▶ _Entries provided_:

** START **

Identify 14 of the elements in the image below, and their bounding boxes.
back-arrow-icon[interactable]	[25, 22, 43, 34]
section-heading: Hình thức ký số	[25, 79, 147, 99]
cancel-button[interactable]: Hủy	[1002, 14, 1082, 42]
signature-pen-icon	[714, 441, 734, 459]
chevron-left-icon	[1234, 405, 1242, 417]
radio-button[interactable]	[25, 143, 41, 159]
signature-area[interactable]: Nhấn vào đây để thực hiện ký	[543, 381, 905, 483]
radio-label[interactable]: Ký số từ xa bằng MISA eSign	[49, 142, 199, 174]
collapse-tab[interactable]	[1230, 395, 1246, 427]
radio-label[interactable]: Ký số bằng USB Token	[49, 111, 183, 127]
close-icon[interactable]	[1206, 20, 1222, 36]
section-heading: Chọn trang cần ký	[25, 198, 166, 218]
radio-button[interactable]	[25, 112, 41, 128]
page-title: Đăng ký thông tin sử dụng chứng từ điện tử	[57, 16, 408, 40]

** END **

▶ _What is required_: Copy the records word for word, starting at their first line and ending with the line that contains "441, 734, 459]", with both of those lines included.

▶ _Task response_:
Identify 14 of the elements in the image below, and their bounding boxes.
back-arrow-icon[interactable]	[25, 22, 43, 34]
section-heading: Hình thức ký số	[25, 79, 147, 99]
cancel-button[interactable]: Hủy	[1002, 14, 1082, 42]
signature-pen-icon	[714, 441, 734, 459]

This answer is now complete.